"""

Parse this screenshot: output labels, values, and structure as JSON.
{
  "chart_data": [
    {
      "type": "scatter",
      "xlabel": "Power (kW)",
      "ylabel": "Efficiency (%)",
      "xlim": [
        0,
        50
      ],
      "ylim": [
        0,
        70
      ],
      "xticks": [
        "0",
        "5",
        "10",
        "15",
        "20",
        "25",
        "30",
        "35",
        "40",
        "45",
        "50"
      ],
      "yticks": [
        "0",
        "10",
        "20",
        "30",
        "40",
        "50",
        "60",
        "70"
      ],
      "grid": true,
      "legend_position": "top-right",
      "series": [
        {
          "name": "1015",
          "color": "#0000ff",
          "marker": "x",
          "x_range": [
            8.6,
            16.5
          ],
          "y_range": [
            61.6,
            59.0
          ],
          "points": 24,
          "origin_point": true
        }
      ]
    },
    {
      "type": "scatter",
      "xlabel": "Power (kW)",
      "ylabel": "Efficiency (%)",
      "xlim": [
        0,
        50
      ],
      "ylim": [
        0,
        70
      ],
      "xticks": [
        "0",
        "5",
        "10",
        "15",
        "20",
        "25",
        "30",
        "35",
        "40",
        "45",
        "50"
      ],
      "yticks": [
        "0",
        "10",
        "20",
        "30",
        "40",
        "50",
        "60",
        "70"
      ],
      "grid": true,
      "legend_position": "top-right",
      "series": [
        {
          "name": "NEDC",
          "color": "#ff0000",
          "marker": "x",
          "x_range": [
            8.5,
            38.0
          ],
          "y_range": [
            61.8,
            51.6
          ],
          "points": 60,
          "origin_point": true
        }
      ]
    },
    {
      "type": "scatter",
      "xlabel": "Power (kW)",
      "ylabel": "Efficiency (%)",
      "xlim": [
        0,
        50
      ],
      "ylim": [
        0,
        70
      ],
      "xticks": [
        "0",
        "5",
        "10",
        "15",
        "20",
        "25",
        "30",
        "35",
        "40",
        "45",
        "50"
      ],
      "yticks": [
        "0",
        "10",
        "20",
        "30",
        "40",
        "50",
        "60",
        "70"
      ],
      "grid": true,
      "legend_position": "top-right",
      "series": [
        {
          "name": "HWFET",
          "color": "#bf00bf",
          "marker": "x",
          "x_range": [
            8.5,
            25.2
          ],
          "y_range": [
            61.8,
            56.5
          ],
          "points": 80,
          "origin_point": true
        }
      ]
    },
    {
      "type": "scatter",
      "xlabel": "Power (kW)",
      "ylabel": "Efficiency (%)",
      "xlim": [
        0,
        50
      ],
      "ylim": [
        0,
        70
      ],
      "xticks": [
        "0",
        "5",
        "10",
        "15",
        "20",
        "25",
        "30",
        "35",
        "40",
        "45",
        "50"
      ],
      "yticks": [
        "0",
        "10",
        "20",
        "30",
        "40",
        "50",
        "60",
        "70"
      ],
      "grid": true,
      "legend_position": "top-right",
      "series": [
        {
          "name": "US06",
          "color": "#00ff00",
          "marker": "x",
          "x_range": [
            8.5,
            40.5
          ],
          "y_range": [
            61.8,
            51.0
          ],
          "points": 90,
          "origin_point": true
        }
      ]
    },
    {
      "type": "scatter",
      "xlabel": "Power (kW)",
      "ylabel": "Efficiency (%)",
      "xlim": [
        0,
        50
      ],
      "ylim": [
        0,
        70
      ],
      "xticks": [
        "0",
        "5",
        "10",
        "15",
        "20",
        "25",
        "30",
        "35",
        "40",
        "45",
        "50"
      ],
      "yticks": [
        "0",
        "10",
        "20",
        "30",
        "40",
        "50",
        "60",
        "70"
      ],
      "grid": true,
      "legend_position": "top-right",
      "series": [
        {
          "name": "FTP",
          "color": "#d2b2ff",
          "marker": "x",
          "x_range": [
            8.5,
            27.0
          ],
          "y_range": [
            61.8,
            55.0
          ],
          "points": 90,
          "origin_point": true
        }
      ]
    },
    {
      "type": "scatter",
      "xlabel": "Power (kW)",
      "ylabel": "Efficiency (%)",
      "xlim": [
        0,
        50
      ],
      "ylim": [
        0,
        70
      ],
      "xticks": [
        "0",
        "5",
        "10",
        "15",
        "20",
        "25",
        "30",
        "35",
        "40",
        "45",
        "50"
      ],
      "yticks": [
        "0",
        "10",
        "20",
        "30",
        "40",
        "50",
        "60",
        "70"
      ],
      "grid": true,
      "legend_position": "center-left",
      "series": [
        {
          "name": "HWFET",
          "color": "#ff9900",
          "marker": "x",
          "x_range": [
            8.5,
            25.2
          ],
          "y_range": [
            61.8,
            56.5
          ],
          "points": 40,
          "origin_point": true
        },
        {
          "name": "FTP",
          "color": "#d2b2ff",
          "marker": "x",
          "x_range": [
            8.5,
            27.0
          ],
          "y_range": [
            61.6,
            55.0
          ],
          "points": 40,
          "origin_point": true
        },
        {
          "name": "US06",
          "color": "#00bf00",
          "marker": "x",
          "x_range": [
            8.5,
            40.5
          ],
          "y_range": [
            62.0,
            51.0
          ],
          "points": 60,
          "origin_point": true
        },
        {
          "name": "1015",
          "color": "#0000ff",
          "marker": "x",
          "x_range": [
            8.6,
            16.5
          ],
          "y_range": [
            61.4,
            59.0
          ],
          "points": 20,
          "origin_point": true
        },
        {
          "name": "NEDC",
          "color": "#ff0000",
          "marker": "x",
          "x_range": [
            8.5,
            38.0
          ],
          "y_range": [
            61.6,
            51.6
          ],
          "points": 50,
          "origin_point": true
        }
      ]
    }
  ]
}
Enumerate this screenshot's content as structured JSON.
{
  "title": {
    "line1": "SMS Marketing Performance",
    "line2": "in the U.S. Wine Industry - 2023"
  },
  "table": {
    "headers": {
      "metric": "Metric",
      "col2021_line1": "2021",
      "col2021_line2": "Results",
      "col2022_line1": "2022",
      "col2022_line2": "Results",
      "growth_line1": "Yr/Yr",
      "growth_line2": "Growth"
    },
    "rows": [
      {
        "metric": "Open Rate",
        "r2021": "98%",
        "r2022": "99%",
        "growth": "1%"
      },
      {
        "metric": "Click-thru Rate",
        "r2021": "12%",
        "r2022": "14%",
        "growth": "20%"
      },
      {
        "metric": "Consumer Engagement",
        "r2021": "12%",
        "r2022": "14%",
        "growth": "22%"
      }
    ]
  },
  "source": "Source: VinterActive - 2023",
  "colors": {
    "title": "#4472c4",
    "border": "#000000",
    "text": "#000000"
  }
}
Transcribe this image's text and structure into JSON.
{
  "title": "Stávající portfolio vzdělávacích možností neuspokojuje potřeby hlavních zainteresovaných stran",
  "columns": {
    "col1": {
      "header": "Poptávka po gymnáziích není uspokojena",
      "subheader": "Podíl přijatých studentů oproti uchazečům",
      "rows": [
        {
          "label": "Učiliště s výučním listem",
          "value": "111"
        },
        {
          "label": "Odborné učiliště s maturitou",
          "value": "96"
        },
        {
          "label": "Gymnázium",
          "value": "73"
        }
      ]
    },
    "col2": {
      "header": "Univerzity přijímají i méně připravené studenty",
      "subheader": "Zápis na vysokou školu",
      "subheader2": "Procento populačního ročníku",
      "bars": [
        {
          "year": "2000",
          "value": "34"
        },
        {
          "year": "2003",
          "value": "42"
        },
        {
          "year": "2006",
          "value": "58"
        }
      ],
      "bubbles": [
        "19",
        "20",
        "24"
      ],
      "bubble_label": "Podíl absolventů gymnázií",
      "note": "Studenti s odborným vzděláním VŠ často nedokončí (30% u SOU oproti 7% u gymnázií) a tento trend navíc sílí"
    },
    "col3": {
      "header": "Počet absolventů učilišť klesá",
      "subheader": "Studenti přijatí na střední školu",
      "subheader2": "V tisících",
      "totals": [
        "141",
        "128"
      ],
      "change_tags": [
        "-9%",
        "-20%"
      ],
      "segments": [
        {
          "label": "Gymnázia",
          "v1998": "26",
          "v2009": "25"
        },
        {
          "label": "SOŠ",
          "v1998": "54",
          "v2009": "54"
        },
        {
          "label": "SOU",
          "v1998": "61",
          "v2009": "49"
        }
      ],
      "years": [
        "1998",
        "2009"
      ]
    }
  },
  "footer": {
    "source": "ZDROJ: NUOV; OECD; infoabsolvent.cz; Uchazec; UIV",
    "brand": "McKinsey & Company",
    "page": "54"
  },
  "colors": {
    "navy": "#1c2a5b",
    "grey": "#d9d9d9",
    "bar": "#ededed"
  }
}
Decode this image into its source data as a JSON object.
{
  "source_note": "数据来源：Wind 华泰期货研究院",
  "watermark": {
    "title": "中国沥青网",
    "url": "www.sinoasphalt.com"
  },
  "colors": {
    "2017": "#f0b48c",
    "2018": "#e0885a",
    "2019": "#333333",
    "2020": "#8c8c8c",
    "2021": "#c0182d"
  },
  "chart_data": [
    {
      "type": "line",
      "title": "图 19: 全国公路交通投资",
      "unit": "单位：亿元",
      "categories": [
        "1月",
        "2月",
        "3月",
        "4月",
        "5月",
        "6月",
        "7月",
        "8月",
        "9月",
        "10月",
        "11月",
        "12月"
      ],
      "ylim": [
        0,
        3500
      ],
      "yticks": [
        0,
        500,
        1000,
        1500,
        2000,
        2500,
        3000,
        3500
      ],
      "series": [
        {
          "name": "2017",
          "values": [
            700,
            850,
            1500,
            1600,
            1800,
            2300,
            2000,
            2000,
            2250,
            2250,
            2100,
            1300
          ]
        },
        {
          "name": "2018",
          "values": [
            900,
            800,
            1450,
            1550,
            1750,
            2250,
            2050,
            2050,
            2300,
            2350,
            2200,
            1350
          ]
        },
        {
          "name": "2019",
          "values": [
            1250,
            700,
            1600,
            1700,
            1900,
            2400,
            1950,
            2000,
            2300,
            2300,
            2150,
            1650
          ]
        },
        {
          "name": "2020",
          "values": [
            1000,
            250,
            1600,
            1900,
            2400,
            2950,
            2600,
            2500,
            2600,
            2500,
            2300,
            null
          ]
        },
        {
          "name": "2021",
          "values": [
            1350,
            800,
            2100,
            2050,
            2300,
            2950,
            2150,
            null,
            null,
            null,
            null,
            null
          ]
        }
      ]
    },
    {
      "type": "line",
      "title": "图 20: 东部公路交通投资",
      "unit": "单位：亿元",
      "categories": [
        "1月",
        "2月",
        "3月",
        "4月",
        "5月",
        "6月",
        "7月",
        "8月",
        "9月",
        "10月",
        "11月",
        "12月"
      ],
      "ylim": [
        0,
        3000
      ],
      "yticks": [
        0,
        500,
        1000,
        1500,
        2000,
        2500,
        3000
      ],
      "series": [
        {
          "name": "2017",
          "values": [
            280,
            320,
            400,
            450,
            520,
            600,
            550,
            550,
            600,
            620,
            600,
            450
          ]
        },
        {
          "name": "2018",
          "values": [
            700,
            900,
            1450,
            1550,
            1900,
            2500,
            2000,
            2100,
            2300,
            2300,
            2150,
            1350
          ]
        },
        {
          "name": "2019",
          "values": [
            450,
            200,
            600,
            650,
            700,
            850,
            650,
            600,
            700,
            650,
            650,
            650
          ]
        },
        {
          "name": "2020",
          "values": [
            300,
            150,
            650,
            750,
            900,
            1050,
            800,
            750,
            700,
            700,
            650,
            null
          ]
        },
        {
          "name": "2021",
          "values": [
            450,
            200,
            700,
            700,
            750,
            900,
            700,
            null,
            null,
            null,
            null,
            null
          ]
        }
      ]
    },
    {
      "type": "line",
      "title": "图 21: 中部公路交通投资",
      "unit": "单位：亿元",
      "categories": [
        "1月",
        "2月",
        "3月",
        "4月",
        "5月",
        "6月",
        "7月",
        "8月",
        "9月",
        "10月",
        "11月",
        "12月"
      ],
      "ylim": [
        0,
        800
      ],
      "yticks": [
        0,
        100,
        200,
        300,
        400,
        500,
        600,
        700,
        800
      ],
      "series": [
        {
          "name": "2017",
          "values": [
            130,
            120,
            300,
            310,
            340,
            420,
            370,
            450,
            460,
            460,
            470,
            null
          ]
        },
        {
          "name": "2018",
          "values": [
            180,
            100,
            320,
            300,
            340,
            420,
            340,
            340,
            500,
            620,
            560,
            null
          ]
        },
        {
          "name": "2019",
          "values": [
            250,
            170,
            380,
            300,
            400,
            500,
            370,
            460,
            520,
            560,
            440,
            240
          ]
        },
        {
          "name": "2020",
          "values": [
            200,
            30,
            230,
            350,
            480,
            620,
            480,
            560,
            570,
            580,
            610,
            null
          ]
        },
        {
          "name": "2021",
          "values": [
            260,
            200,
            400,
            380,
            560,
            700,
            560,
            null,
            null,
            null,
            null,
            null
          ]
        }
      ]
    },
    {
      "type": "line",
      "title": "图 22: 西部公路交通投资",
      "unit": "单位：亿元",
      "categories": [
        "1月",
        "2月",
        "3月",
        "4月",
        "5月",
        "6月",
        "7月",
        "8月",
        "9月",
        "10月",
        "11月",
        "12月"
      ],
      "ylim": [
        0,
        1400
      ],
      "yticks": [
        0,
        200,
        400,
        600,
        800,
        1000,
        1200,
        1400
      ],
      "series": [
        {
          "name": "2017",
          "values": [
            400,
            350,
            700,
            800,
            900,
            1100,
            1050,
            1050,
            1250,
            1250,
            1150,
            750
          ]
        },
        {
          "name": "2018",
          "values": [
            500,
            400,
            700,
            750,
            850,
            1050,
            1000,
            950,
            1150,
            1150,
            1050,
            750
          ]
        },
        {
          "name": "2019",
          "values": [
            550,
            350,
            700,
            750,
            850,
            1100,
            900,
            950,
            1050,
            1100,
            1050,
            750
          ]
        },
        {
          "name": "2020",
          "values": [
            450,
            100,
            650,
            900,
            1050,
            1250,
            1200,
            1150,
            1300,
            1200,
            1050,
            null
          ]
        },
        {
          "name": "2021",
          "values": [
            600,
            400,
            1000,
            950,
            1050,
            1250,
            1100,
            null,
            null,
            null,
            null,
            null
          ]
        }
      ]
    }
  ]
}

"""

TASK TO COMPLETE
Only lines holding the string "points" are wanted; gather each one from the entries above.

THE SOLUTION
          "points": 24,
          "points": 60,
          "points": 80,
          "points": 90,
          "points": 90,
          "points": 40,
          "points": 40,
          "points": 60,
          "points": 20,
          "points": 50,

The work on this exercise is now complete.